*DOCUMENT SOURCE*.
========

On admire également les deux trios, magnifiquement choisis et à l’harmonie vocale rare, dont se détache la troisième Dame de Marie Gautrot, à l’autorité dans la déclamation impressionnante. Mention spéciale également pour Monostatos à la grande voix percutante de Valentin Jar.

Le chœur de l’Opéra-Théâtre de Metz mérite également tous nos applaudissements pour leur travail remarquable de précision et d’homogénéité.
Et on quitte la salle sous le charme de ce spectacle total, les yeux pleins d’une mise en scène unique ; Daniel Mesguich sait construire des tableaux forts et mémorables, comme, cette dernière image de Sarastro et la Reine de la Nuit main dans la main après s’être enlacés, véritable réconciliation du Jour et de la Nuit, véritable retrouvailles de l’Homme et de la Femme.

========

*DONNÉES FOURNIES*.

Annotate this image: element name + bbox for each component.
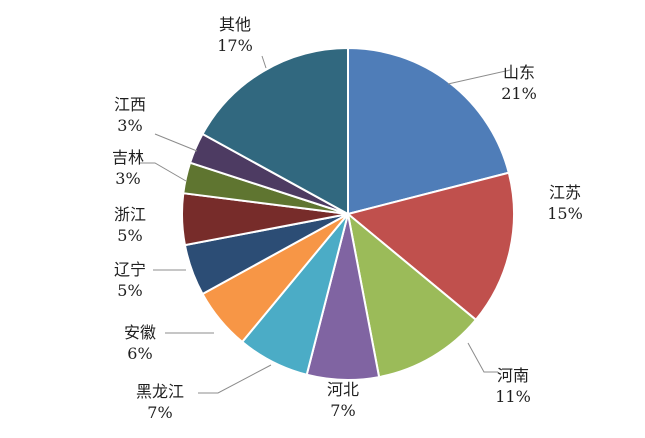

========

D'après le document source, qui chante le rôle de Monostatos ? Donnez son nom, s'il vous plaît.

Valentin Jar.